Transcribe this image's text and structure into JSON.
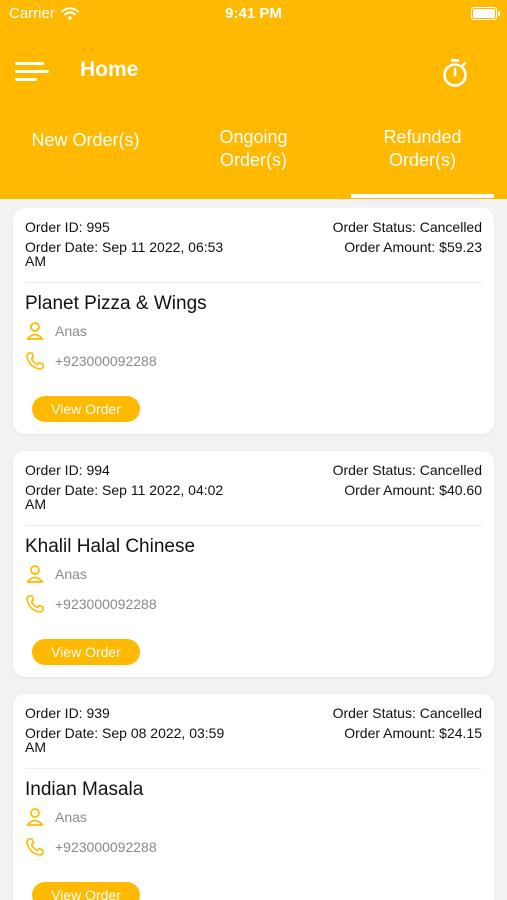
{
  "status_bar": {
    "carrier": "Carrier",
    "time": "9:41 PM"
  },
  "header": {
    "title": "Home"
  },
  "tabs": [
    {
      "label": "New Order(s)",
      "active": false
    },
    {
      "label_line1": "Ongoing",
      "label_line2": "Order(s)",
      "active": false
    },
    {
      "label_line1": "Refunded",
      "label_line2": "Order(s)",
      "active": true
    }
  ],
  "colors": {
    "accent": "#ffb901",
    "background": "#f2f2f2",
    "card": "#ffffff",
    "muted_text": "#8a8a8a"
  },
  "orders": [
    {
      "order_id": "Order ID: 995",
      "order_date": "Order Date: Sep 11 2022, 06:53",
      "order_date_line2": "AM",
      "order_status": "Order Status: Cancelled",
      "order_amount": "Order Amount: $59.23",
      "restaurant": "Planet Pizza & Wings",
      "customer": "Anas",
      "phone": "+923000092288",
      "button": "View Order"
    },
    {
      "order_id": "Order ID: 994",
      "order_date": "Order Date: Sep 11 2022, 04:02",
      "order_date_line2": "AM",
      "order_status": "Order Status: Cancelled",
      "order_amount": "Order Amount: $40.60",
      "restaurant": "Khalil Halal Chinese",
      "customer": "Anas",
      "phone": "+923000092288",
      "button": "View Order"
    },
    {
      "order_id": "Order ID: 939",
      "order_date": "Order Date: Sep 08 2022, 03:59",
      "order_date_line2": "AM",
      "order_status": "Order Status: Cancelled",
      "order_amount": "Order Amount: $24.15",
      "restaurant": "Indian Masala",
      "customer": "Anas",
      "phone": "+923000092288",
      "button": "View Order"
    }
  ],
  "icons": {
    "menu": "hamburger-icon",
    "timer": "stopwatch-icon",
    "user": "user-icon",
    "phone": "phone-icon",
    "wifi": "wifi-icon",
    "battery": "battery-icon"
  }
}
■ ■ ■ ■
▶ [Written task] Report each line in the data that holds the word "restaurant".

▶ [Written reply]
      "restaurant": "Planet Pizza & Wings",
      "restaurant": "Khalil Halal Chinese",
      "restaurant": "Indian Masala",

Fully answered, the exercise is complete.